*** PROVIDED RECORDS

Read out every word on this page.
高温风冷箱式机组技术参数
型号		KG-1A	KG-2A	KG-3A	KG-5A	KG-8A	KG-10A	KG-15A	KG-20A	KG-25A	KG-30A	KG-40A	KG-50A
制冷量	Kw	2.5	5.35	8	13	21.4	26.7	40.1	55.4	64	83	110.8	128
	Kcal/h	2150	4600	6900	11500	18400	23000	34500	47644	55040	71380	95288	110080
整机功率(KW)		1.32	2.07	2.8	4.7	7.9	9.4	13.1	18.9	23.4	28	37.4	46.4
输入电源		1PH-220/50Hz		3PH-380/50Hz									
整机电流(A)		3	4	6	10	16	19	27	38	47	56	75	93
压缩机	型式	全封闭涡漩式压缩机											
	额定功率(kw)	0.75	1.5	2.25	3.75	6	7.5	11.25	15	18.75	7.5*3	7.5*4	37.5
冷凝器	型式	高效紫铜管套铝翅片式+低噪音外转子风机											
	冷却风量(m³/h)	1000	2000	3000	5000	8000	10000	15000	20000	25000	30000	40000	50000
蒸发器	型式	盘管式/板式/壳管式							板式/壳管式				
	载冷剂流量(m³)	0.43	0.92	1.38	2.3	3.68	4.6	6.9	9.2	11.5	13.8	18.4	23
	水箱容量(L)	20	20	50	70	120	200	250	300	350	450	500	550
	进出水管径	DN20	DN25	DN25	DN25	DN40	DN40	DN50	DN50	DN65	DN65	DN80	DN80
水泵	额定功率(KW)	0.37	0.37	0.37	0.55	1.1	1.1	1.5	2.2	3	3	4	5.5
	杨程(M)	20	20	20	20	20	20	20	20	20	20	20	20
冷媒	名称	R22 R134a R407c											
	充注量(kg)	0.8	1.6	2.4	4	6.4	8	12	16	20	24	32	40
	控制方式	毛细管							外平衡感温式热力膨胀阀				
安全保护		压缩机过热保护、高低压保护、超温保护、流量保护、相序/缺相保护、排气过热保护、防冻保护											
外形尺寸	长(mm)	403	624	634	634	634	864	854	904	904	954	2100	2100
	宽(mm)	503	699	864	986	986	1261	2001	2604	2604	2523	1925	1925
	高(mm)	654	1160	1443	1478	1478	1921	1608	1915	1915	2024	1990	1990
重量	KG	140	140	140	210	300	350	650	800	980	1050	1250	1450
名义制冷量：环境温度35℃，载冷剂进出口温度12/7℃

******

▶ [DIRECTIONS FOR THIS TASK]
Your answer should be one number: how many lines of the listing include the word "额定功率".

▶ [EXERCISE ANSWER]
2